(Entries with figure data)
==========

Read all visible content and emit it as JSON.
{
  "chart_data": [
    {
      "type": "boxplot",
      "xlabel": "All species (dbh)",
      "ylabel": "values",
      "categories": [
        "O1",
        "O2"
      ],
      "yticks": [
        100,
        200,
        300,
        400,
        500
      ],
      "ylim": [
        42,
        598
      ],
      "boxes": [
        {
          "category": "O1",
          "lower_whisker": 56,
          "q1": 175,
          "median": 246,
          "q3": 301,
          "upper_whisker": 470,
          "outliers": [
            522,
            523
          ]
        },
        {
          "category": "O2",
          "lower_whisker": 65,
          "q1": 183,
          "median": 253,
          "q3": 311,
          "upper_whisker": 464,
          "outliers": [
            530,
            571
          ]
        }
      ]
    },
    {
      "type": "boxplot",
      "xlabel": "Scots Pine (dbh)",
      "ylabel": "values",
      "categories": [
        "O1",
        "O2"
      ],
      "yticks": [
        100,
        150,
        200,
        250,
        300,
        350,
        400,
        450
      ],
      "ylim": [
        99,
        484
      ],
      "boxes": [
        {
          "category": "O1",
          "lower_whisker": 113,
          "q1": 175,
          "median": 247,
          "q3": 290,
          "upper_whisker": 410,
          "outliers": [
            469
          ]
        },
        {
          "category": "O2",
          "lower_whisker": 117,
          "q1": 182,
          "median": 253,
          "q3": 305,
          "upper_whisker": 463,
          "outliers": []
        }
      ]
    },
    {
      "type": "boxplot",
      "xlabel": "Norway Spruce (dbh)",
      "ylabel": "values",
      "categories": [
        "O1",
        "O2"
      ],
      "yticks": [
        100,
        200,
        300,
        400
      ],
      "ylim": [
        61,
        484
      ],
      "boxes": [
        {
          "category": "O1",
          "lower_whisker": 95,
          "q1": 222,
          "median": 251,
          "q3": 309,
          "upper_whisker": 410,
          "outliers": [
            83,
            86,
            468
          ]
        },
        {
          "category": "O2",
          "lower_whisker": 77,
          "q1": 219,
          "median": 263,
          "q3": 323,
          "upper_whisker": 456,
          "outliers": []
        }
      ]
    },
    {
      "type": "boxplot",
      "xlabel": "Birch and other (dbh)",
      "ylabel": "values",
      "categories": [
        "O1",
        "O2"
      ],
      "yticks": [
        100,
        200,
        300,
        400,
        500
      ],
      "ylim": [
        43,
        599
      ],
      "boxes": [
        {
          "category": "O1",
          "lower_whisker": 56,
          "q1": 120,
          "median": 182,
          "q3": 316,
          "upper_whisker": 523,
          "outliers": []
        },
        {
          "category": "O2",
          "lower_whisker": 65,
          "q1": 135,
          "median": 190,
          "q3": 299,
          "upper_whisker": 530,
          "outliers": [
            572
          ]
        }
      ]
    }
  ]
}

==========

Copy each line above where the string "median" occurs.

■ Solution ■
          "median": 246,
          "median": 253,
          "median": 247,
          "median": 253,
          "median": 251,
          "median": 263,
          "median": 182,
          "median": 190,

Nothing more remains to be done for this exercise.